Return the lines below that carry the word "航空制造技术".

§

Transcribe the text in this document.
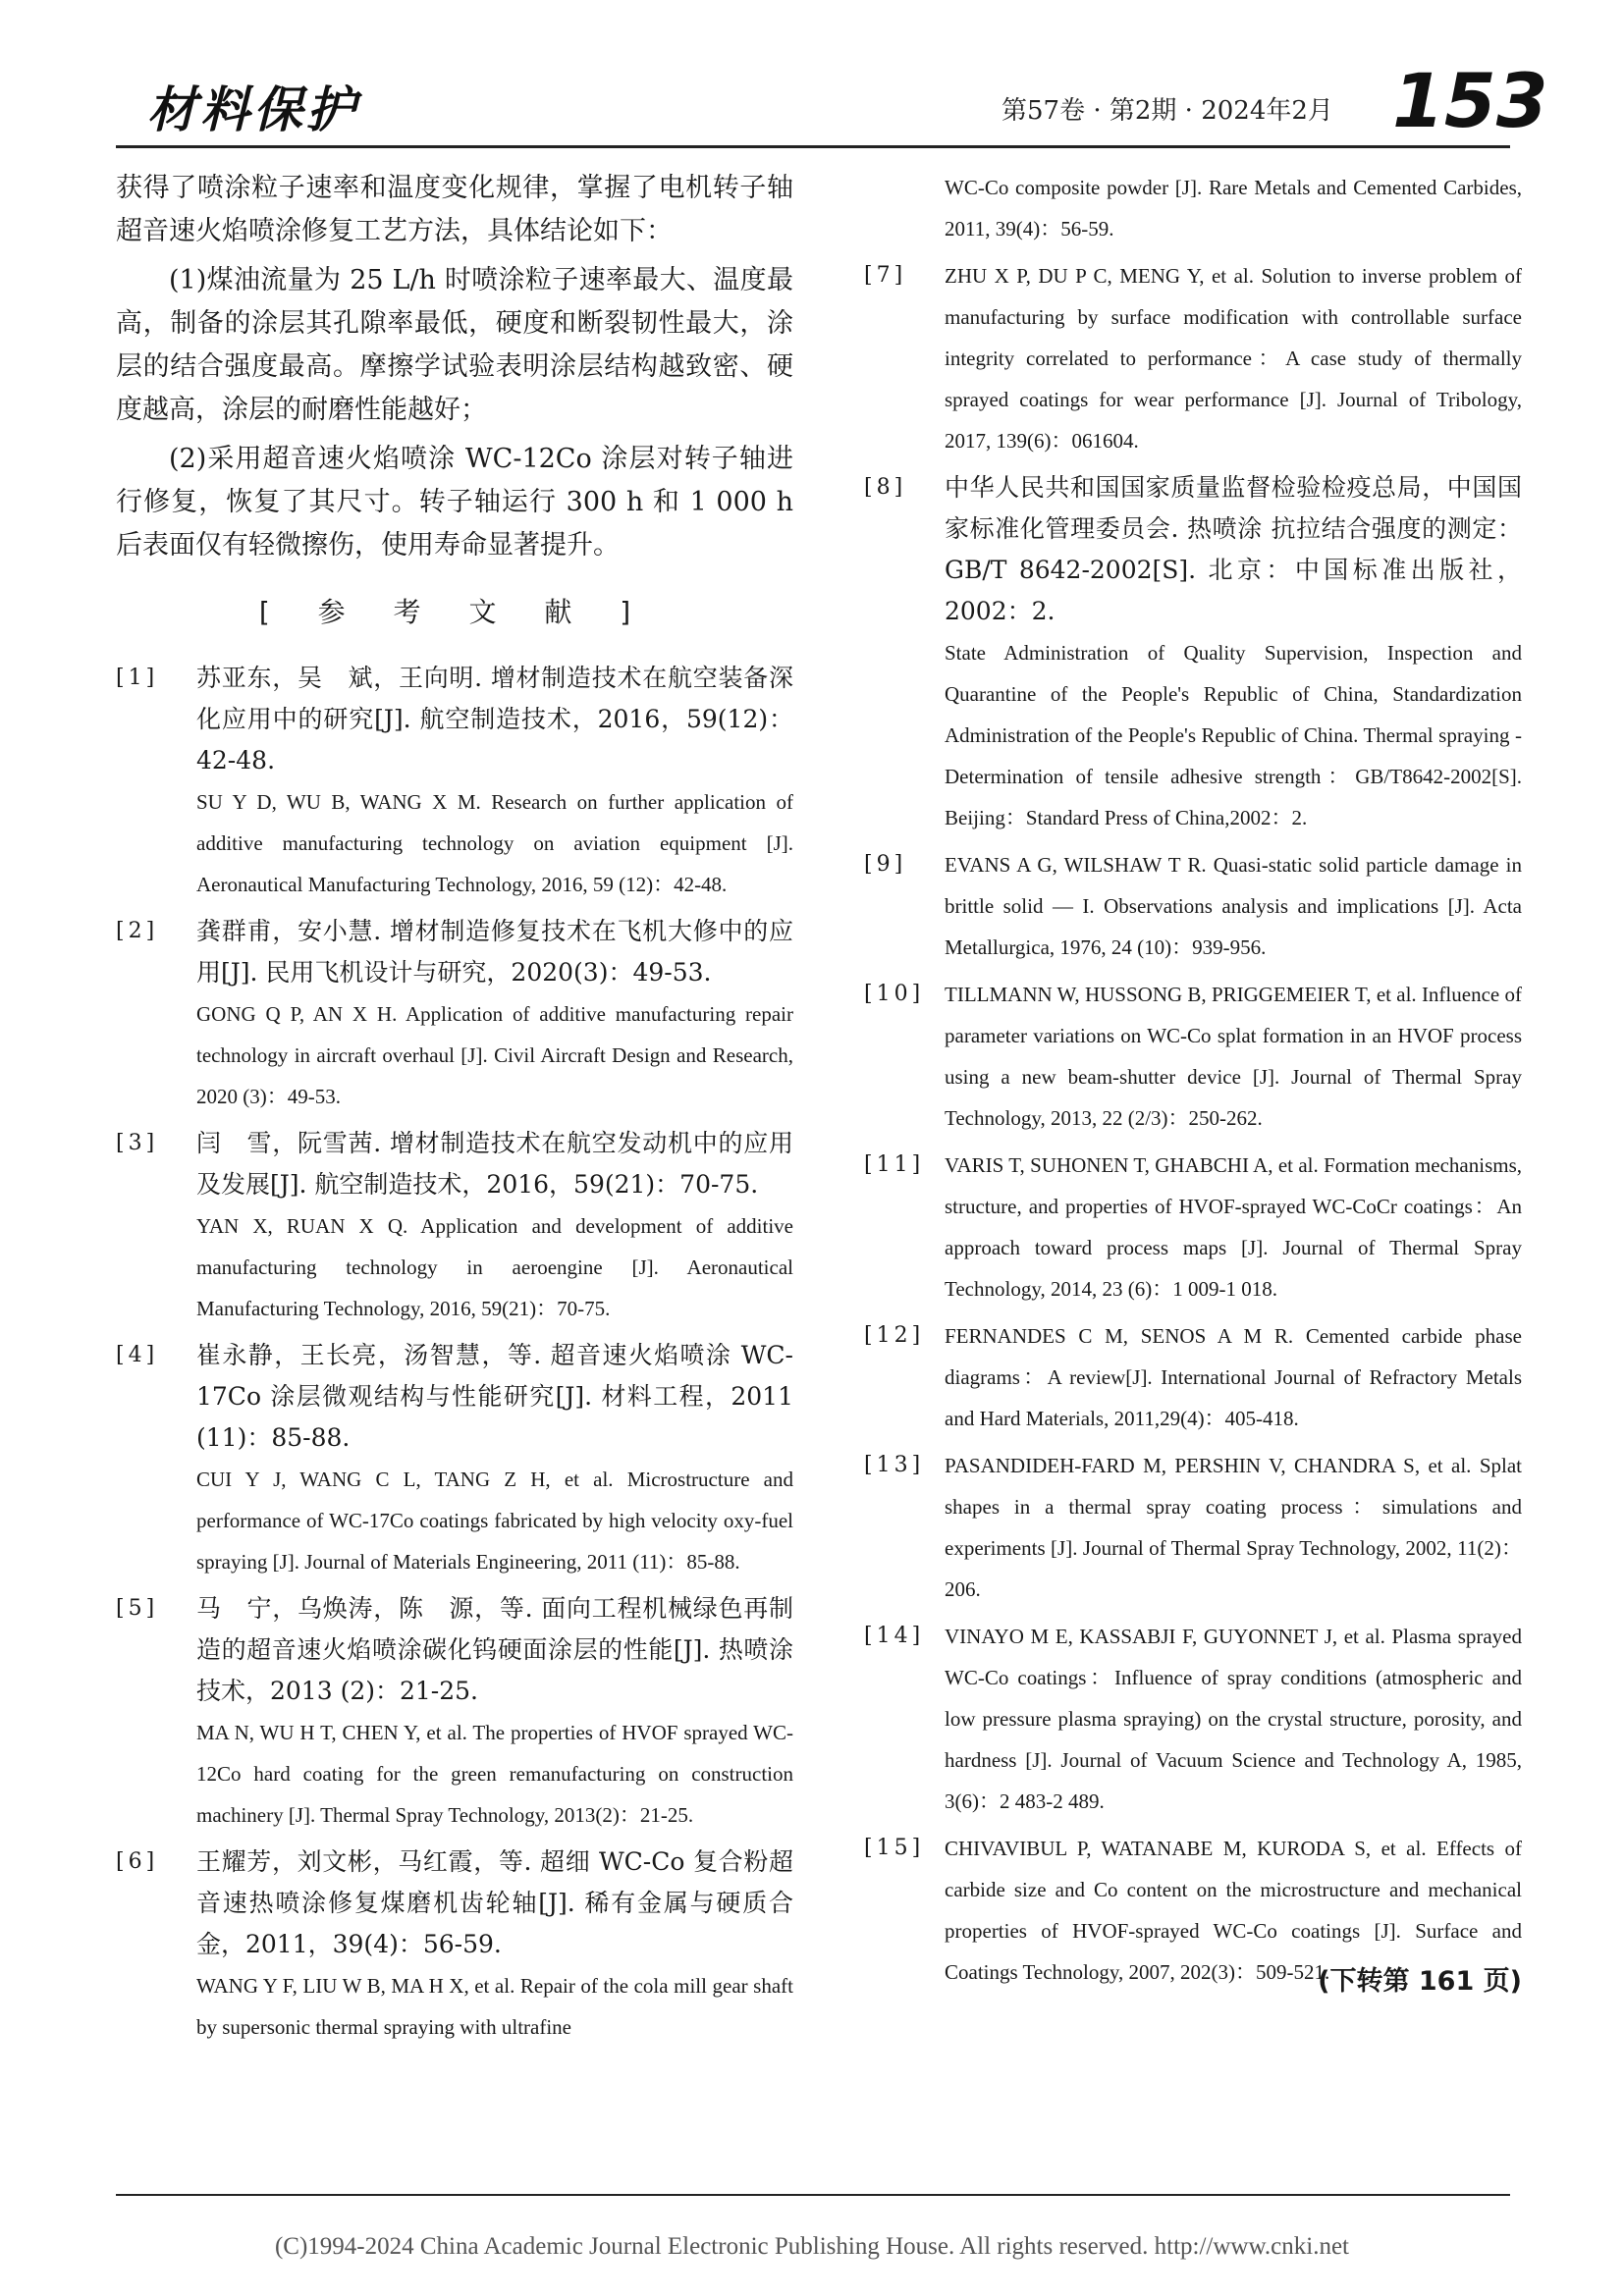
材料保护	第57卷 · 第2期 · 2024年2月 153

获得了喷涂粒子速率和温度变化规律，掌握了电机转子轴超音速火焰喷涂修复工艺方法，具体结论如下：

(1)煤油流量为 25 L/h 时喷涂粒子速率最大、温度最高，制备的涂层其孔隙率最低，硬度和断裂韧性最大，涂层的结合强度最高。摩擦学试验表明涂层结构越致密、硬度越高，涂层的耐磨性能越好；

(2)采用超音速火焰喷涂 WC-12Co 涂层对转子轴进行修复，恢复了其尺寸。转子轴运行 300 h 和 1 000 h 后表面仅有轻微擦伤，使用寿命显著提升。

[ 参 考 文 献 ]
[1] 苏亚东，吴　斌，王向明. 增材制造技术在航空装备深化应用中的研究[J]. 航空制造技术，2016，59(12)：42-48.
SU Y D, WU B, WANG X M. Research on further application of additive manufacturing technology on aviation equipment [J]. Aeronautical Manufacturing Technology, 2016, 59 (12)：42-48.
[2] 龚群甫，安小慧. 增材制造修复技术在飞机大修中的应用[J]. 民用飞机设计与研究，2020(3)：49-53.
GONG Q P, AN X H. Application of additive manufacturing repair technology in aircraft overhaul [J]. Civil Aircraft Design and Research, 2020 (3)：49-53.
[3] 闫　雪，阮雪茜. 增材制造技术在航空发动机中的应用及发展[J]. 航空制造技术，2016，59(21)：70-75.
YAN X, RUAN X Q. Application and development of additive manufacturing technology in aeroengine [J]. Aeronautical Manufacturing Technology, 2016, 59(21)：70-75.
[4] 崔永静，王长亮，汤智慧，等. 超音速火焰喷涂 WC-17Co 涂层微观结构与性能研究[J]. 材料工程，2011 (11)：85-88.
CUI Y J, WANG C L, TANG Z H, et al. Microstructure and performance of WC-17Co coatings fabricated by high velocity oxy-fuel spraying [J]. Journal of Materials Engineering, 2011 (11)：85-88.
[5] 马　宁，乌焕涛，陈　源，等. 面向工程机械绿色再制造的超音速火焰喷涂碳化钨硬面涂层的性能[J]. 热喷涂技术，2013 (2)：21-25.
MA N, WU H T, CHEN Y, et al. The properties of HVOF sprayed WC-12Co hard coating for the green remanufacturing on construction machinery [J]. Thermal Spray Technology, 2013(2)：21-25.
[6] 王耀芳，刘文彬，马红霞，等. 超细 WC-Co 复合粉超音速热喷涂修复煤磨机齿轮轴[J]. 稀有金属与硬质合金，2011，39(4)：56-59.
WANG Y F, LIU W B, MA H X, et al. Repair of the cola mill gear shaft by supersonic thermal spraying with ultrafine
WC-Co composite powder [J]. Rare Metals and Cemented Carbides, 2011, 39(4)：56-59.
[7] ZHU X P, DU P C, MENG Y, et al. Solution to inverse problem of manufacturing by surface modification with controllable surface integrity correlated to performance：A case study of thermally sprayed coatings for wear performance [J]. Journal of Tribology, 2017, 139(6)：061604.
[8] 中华人民共和国国家质量监督检验检疫总局，中国国家标准化管理委员会. 热喷涂 抗拉结合强度的测定：GB/T 8642-2002[S]. 北京：中国标准出版社，2002：2.
State Administration of Quality Supervision, Inspection and Quarantine of the People's Republic of China, Standardization Administration of the People's Republic of China. Thermal spraying - Determination of tensile adhesive strength：GB/T8642-2002[S]. Beijing：Standard Press of China,2002：2.
[9] EVANS A G, WILSHAW T R. Quasi-static solid particle damage in brittle solid — I. Observations analysis and implications [J]. Acta Metallurgica, 1976, 24 (10)：939-956.
[10] TILLMANN W, HUSSONG B, PRIGGEMEIER T, et al. Influence of parameter variations on WC-Co splat formation in an HVOF process using a new beam-shutter device [J]. Journal of Thermal Spray Technology, 2013, 22 (2/3)：250-262.
[11] VARIS T, SUHONEN T, GHABCHI A, et al. Formation mechanisms, structure, and properties of HVOF-sprayed WC-CoCr coatings：An approach toward process maps [J]. Journal of Thermal Spray Technology, 2014, 23 (6)：1 009-1 018.
[12] FERNANDES C M, SENOS A M R. Cemented carbide phase diagrams：A review[J]. International Journal of Refractory Metals and Hard Materials, 2011,29(4)：405-418.
[13] PASANDIDEH-FARD M, PERSHIN V, CHANDRA S, et al. Splat shapes in a thermal spray coating process：simulations and experiments [J]. Journal of Thermal Spray Technology, 2002, 11(2)：206.
[14] VINAYO M E, KASSABJI F, GUYONNET J, et al. Plasma sprayed WC-Co coatings：Influence of spray conditions (atmospheric and low pressure plasma spraying) on the crystal structure, porosity, and hardness [J]. Journal of Vacuum Science and Technology A, 1985, 3(6)：2 483-2 489.
[15] CHIVAVIBUL P, WATANABE M, KURODA S, et al. Effects of carbide size and Co content on the microstructure and mechanical properties of HVOF-sprayed WC-Co coatings [J]. Surface and Coatings Technology, 2007, 202(3)：509-521.
(下转第 161 页)
(C)1994-2024 China Academic Journal Electronic Publishing House. All rights reserved. http://www.cnki.net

§

Response for this exercise:
[1] 苏亚东，吴　斌，王向明. 增材制造技术在航空装备深化应用中的研究[J]. 航空制造技术，2016，59(12)：42-48.
[3] 闫　雪，阮雪茜. 增材制造技术在航空发动机中的应用及发展[J]. 航空制造技术，2016，59(21)：70-75.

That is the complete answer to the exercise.